*STATED PROBLEM*
Check every line of the entries that follow, and copy the ones containing "icon".

*MATERIAL*
** START **

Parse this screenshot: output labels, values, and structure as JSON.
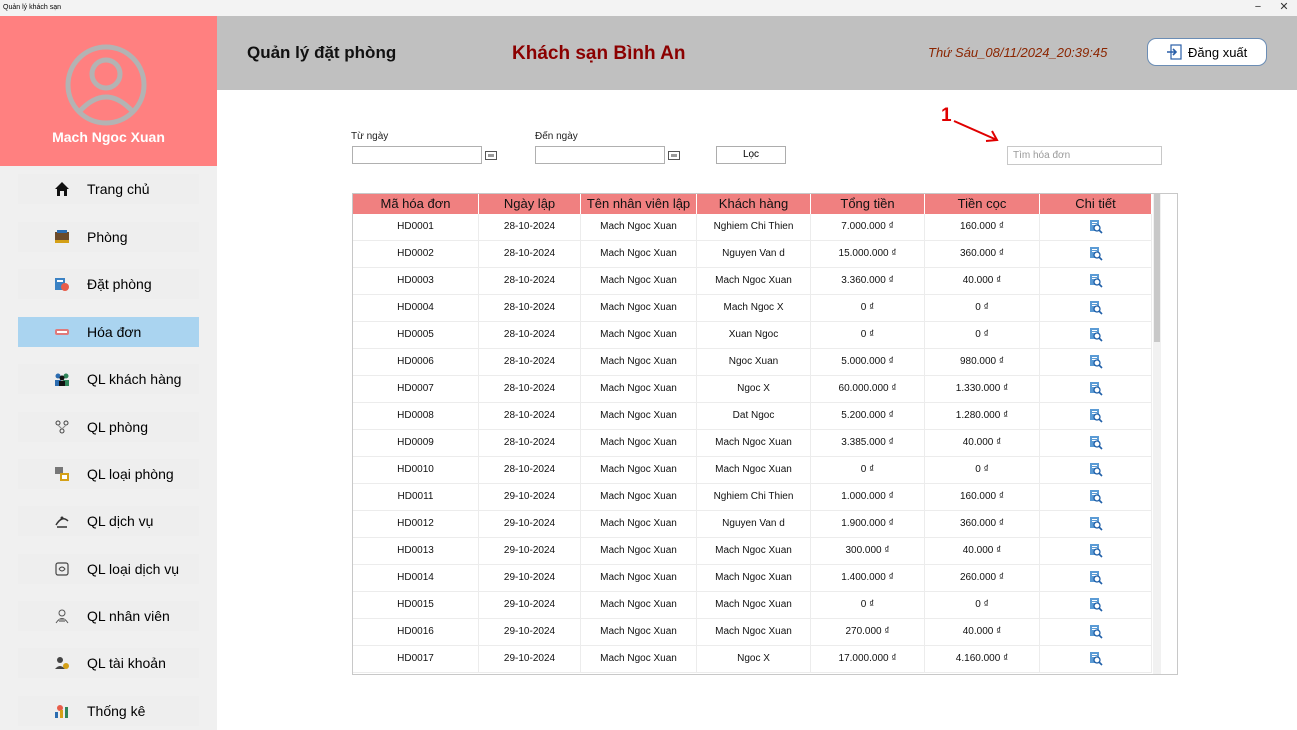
{
  "window": {
    "title": "Quản lý khách sạn",
    "minimize": "−",
    "close": "✕"
  },
  "sidebar": {
    "user_name": "Mach Ngoc Xuan",
    "items": [
      {
        "label": "Trang chủ",
        "icon": "home-icon"
      },
      {
        "label": "Phòng",
        "icon": "room-icon"
      },
      {
        "label": "Đặt phòng",
        "icon": "booking-icon"
      },
      {
        "label": "Hóa đơn",
        "icon": "invoice-icon",
        "active": true
      },
      {
        "label": "QL khách hàng",
        "icon": "customers-icon"
      },
      {
        "label": "QL phòng",
        "icon": "room-manage-icon"
      },
      {
        "label": "QL loại phòng",
        "icon": "room-type-icon"
      },
      {
        "label": "QL dịch vụ",
        "icon": "service-icon"
      },
      {
        "label": "QL loại dịch vụ",
        "icon": "service-type-icon"
      },
      {
        "label": "QL nhân viên",
        "icon": "staff-icon"
      },
      {
        "label": "QL tài khoản",
        "icon": "account-icon"
      },
      {
        "label": "Thống kê",
        "icon": "stats-icon"
      }
    ]
  },
  "header": {
    "title": "Quản lý đặt phòng",
    "hotel_name": "Khách sạn Bình An",
    "datetime": "Thứ Sáu_08/11/2024_20:39:45",
    "logout_label": "Đăng xuất"
  },
  "filter": {
    "from_label": "Từ ngày",
    "to_label": "Đến ngày",
    "from_value": "",
    "to_value": "",
    "filter_button": "Lọc",
    "search_placeholder": "Tìm hóa đơn",
    "annotation": "1"
  },
  "table": {
    "columns": [
      "Mã hóa đơn",
      "Ngày lập",
      "Tên nhân viên lập",
      "Khách hàng",
      "Tổng tiền",
      "Tiền cọc",
      "Chi tiết"
    ],
    "rows": [
      [
        "HD0001",
        "28-10-2024",
        "Mach Ngoc Xuan",
        "Nghiem Chi Thien",
        "7.000.000 ₫",
        "160.000 ₫"
      ],
      [
        "HD0002",
        "28-10-2024",
        "Mach Ngoc Xuan",
        "Nguyen Van d",
        "15.000.000 ₫",
        "360.000 ₫"
      ],
      [
        "HD0003",
        "28-10-2024",
        "Mach Ngoc Xuan",
        "Mach Ngoc Xuan",
        "3.360.000 ₫",
        "40.000 ₫"
      ],
      [
        "HD0004",
        "28-10-2024",
        "Mach Ngoc Xuan",
        "Mach Ngoc X",
        "0 ₫",
        "0 ₫"
      ],
      [
        "HD0005",
        "28-10-2024",
        "Mach Ngoc Xuan",
        "Xuan Ngoc",
        "0 ₫",
        "0 ₫"
      ],
      [
        "HD0006",
        "28-10-2024",
        "Mach Ngoc Xuan",
        "Ngoc Xuan",
        "5.000.000 ₫",
        "980.000 ₫"
      ],
      [
        "HD0007",
        "28-10-2024",
        "Mach Ngoc Xuan",
        "Ngoc X",
        "60.000.000 ₫",
        "1.330.000 ₫"
      ],
      [
        "HD0008",
        "28-10-2024",
        "Mach Ngoc Xuan",
        "Dat Ngoc",
        "5.200.000 ₫",
        "1.280.000 ₫"
      ],
      [
        "HD0009",
        "28-10-2024",
        "Mach Ngoc Xuan",
        "Mach Ngoc Xuan",
        "3.385.000 ₫",
        "40.000 ₫"
      ],
      [
        "HD0010",
        "28-10-2024",
        "Mach Ngoc Xuan",
        "Mach Ngoc Xuan",
        "0 ₫",
        "0 ₫"
      ],
      [
        "HD0011",
        "29-10-2024",
        "Mach Ngoc Xuan",
        "Nghiem Chi Thien",
        "1.000.000 ₫",
        "160.000 ₫"
      ],
      [
        "HD0012",
        "29-10-2024",
        "Mach Ngoc Xuan",
        "Nguyen Van d",
        "1.900.000 ₫",
        "360.000 ₫"
      ],
      [
        "HD0013",
        "29-10-2024",
        "Mach Ngoc Xuan",
        "Mach Ngoc Xuan",
        "300.000 ₫",
        "40.000 ₫"
      ],
      [
        "HD0014",
        "29-10-2024",
        "Mach Ngoc Xuan",
        "Mach Ngoc Xuan",
        "1.400.000 ₫",
        "260.000 ₫"
      ],
      [
        "HD0015",
        "29-10-2024",
        "Mach Ngoc Xuan",
        "Mach Ngoc Xuan",
        "0 ₫",
        "0 ₫"
      ],
      [
        "HD0016",
        "29-10-2024",
        "Mach Ngoc Xuan",
        "Mach Ngoc Xuan",
        "270.000 ₫",
        "40.000 ₫"
      ],
      [
        "HD0017",
        "29-10-2024",
        "Mach Ngoc Xuan",
        "Ngoc X",
        "17.000.000 ₫",
        "4.160.000 ₫"
      ]
    ]
  },
  "colors": {
    "profile_bg": "#ff8080",
    "active_menu": "#aad4f0",
    "header_bg": "#c0c0c0",
    "hotel_name": "#8b0000",
    "table_header": "#f08080"
  }
}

** END **

*IN RESPONSE*
        "icon": "home-icon"
        "icon": "room-icon"
        "icon": "booking-icon"
        "icon": "invoice-icon",
        "icon": "customers-icon"
        "icon": "room-manage-icon"
        "icon": "room-type-icon"
        "icon": "service-icon"
        "icon": "service-type-icon"
        "icon": "staff-icon"
        "icon": "account-icon"
        "icon": "stats-icon"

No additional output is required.